**Task:**
Print the data exactly, leaving nothing out.
══ Data provided ══
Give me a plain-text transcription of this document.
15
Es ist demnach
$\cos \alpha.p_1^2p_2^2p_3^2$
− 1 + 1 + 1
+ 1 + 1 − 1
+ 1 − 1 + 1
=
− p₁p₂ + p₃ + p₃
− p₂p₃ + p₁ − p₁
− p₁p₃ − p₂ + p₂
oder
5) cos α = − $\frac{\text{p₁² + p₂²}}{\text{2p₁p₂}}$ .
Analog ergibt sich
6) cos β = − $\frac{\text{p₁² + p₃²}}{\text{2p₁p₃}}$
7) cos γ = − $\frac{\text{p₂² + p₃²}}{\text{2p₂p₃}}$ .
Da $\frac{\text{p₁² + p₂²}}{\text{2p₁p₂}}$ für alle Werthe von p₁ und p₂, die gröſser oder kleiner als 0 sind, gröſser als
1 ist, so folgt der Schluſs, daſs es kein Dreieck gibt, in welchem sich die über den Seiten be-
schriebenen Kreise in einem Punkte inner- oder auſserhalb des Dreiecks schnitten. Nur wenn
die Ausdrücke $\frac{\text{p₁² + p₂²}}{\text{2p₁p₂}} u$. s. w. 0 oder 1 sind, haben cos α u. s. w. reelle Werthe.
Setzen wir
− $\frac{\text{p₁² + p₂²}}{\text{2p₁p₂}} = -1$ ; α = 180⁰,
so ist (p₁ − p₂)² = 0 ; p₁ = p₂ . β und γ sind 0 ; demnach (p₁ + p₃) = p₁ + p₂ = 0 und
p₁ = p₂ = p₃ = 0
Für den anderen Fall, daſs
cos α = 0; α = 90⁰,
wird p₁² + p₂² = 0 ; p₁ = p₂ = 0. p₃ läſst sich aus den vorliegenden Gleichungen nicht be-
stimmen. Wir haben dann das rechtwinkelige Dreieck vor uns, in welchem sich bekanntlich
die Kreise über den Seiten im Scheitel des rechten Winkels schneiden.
═══
**Exercise answer:**
Give me a plain-text transcription of this document.
15
Es ist demnach
$\cos \alpha.p_1^2p_2^2p_3^2$
− 1 + 1 + 1
+ 1 + 1 − 1
+ 1 − 1 + 1
=
− p₁p₂ + p₃ + p₃
− p₂p₃ + p₁ − p₁
− p₁p₃ − p₂ + p₂
oder
5) cos α = − $\frac{\text{p₁² + p₂²}}{\text{2p₁p₂}}$ .
Analog ergibt sich
6) cos β = − $\frac{\text{p₁² + p₃²}}{\text{2p₁p₃}}$
7) cos γ = − $\frac{\text{p₂² + p₃²}}{\text{2p₂p₃}}$ .
Da $\frac{\text{p₁² + p₂²}}{\text{2p₁p₂}}$ für alle Werthe von p₁ und p₂, die gröſser oder kleiner als 0 sind, gröſser als
1 ist, so folgt der Schluſs, daſs es kein Dreieck gibt, in welchem sich die über den Seiten be-
schriebenen Kreise in einem Punkte inner- oder auſserhalb des Dreiecks schnitten. Nur wenn
die Ausdrücke $\frac{\text{p₁² + p₂²}}{\text{2p₁p₂}} u$. s. w. 0 oder 1 sind, haben cos α u. s. w. reelle Werthe.
Setzen wir
− $\frac{\text{p₁² + p₂²}}{\text{2p₁p₂}} = -1$ ; α = 180⁰,
so ist (p₁ − p₂)² = 0 ; p₁ = p₂ . β und γ sind 0 ; demnach (p₁ + p₃) = p₁ + p₂ = 0 und
p₁ = p₂ = p₃ = 0
Für den anderen Fall, daſs
cos α = 0; α = 90⁰,
wird p₁² + p₂² = 0 ; p₁ = p₂ = 0. p₃ läſst sich aus den vorliegenden Gleichungen nicht be-
stimmen. Wir haben dann das rechtwinkelige Dreieck vor uns, in welchem sich bekanntlich
die Kreise über den Seiten im Scheitel des rechten Winkels schneiden.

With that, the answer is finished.